What you need to do:
Can you copy every one of the items below line for line, without changing a single character?

— start Recorded information —

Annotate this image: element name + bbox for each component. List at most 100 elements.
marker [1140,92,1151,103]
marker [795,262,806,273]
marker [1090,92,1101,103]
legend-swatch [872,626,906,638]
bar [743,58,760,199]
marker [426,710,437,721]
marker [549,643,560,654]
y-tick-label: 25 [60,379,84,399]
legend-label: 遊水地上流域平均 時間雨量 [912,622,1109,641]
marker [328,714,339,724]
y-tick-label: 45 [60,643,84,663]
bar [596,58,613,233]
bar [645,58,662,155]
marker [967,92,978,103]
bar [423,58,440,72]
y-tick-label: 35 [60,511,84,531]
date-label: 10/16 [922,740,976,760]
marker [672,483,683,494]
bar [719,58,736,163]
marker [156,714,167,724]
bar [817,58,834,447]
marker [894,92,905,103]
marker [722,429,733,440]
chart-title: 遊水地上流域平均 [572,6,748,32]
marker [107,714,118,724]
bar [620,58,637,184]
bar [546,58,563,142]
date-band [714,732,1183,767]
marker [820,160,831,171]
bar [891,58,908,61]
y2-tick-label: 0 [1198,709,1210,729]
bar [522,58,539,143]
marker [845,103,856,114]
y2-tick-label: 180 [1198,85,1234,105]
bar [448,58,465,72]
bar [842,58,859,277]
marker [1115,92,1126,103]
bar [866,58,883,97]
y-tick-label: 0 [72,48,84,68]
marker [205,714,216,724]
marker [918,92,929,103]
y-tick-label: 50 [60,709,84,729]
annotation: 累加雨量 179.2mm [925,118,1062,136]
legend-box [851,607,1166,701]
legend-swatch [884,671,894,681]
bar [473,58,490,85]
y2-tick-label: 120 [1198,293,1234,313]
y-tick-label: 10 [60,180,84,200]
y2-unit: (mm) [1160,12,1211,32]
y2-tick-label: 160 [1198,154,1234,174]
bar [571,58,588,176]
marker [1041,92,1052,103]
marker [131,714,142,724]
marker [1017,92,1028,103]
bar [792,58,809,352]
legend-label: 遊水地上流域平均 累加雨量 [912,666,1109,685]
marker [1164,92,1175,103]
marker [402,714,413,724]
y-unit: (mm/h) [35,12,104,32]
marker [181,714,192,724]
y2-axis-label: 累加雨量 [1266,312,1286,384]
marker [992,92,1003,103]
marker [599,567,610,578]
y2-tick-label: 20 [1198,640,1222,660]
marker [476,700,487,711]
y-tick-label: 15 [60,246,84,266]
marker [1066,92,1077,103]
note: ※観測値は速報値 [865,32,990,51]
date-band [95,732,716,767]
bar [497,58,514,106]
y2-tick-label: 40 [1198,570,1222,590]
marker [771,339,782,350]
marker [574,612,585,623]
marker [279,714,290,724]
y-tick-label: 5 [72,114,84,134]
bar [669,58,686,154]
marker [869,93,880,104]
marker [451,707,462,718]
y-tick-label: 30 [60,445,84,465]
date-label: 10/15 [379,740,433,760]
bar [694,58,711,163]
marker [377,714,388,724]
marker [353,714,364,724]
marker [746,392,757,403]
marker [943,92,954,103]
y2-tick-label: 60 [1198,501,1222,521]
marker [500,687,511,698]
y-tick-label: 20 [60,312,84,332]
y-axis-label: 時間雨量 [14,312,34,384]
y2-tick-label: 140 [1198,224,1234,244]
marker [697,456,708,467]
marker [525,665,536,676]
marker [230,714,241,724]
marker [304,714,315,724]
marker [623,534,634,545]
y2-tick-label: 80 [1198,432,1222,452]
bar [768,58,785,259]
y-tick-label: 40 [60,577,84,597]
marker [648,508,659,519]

— end Recorded information —

Completed task:
Annotate this image: element name + bbox for each component. List at most 100 elements.
marker [1140,92,1151,103]
marker [795,262,806,273]
marker [1090,92,1101,103]
legend-swatch [872,626,906,638]
bar [743,58,760,199]
marker [426,710,437,721]
marker [549,643,560,654]
y-tick-label: 25 [60,379,84,399]
legend-label: 遊水地上流域平均 時間雨量 [912,622,1109,641]
marker [328,714,339,724]
y-tick-label: 45 [60,643,84,663]
bar [596,58,613,233]
bar [645,58,662,155]
marker [967,92,978,103]
bar [423,58,440,72]
y-tick-label: 35 [60,511,84,531]
date-label: 10/16 [922,740,976,760]
marker [672,483,683,494]
bar [719,58,736,163]
marker [156,714,167,724]
bar [817,58,834,447]
marker [894,92,905,103]
marker [722,429,733,440]
chart-title: 遊水地上流域平均 [572,6,748,32]
marker [107,714,118,724]
bar [620,58,637,184]
bar [546,58,563,142]
date-band [714,732,1183,767]
marker [820,160,831,171]
bar [891,58,908,61]
y2-tick-label: 0 [1198,709,1210,729]
bar [522,58,539,143]
marker [845,103,856,114]
y2-tick-label: 180 [1198,85,1234,105]
bar [448,58,465,72]
bar [842,58,859,277]
marker [1115,92,1126,103]
bar [866,58,883,97]
y-tick-label: 0 [72,48,84,68]
marker [205,714,216,724]
marker [918,92,929,103]
y-tick-label: 50 [60,709,84,729]
annotation: 累加雨量 179.2mm [925,118,1062,136]
legend-box [851,607,1166,701]
legend-swatch [884,671,894,681]
bar [473,58,490,85]
y2-tick-label: 120 [1198,293,1234,313]
y-tick-label: 10 [60,180,84,200]
y2-unit: (mm) [1160,12,1211,32]
y2-tick-label: 160 [1198,154,1234,174]
bar [571,58,588,176]
marker [1041,92,1052,103]
marker [131,714,142,724]
marker [1017,92,1028,103]
bar [792,58,809,352]
legend-label: 遊水地上流域平均 累加雨量 [912,666,1109,685]
marker [1164,92,1175,103]
marker [402,714,413,724]
y-unit: (mm/h) [35,12,104,32]
marker [181,714,192,724]
y2-axis-label: 累加雨量 [1266,312,1286,384]
marker [992,92,1003,103]
marker [599,567,610,578]
y2-tick-label: 20 [1198,640,1222,660]
marker [476,700,487,711]
y-tick-label: 15 [60,246,84,266]
marker [1066,92,1077,103]
note: ※観測値は速報値 [865,32,990,51]
date-band [95,732,716,767]
bar [497,58,514,106]
y2-tick-label: 40 [1198,570,1222,590]
marker [771,339,782,350]
marker [574,612,585,623]
marker [279,714,290,724]
y-tick-label: 5 [72,114,84,134]
bar [669,58,686,154]
marker [869,93,880,104]
marker [451,707,462,718]
y-tick-label: 30 [60,445,84,465]
date-label: 10/15 [379,740,433,760]
bar [694,58,711,163]
marker [377,714,388,724]
marker [353,714,364,724]
marker [746,392,757,403]
marker [943,92,954,103]
y2-tick-label: 60 [1198,501,1222,521]
marker [500,687,511,698]
y-tick-label: 20 [60,312,84,332]
y-axis-label: 時間雨量 [14,312,34,384]
y2-tick-label: 140 [1198,224,1234,244]
marker [697,456,708,467]
marker [525,665,536,676]
marker [230,714,241,724]
marker [304,714,315,724]
marker [623,534,634,545]
y2-tick-label: 80 [1198,432,1222,452]
bar [768,58,785,259]
y-tick-label: 40 [60,577,84,597]
marker [648,508,659,519]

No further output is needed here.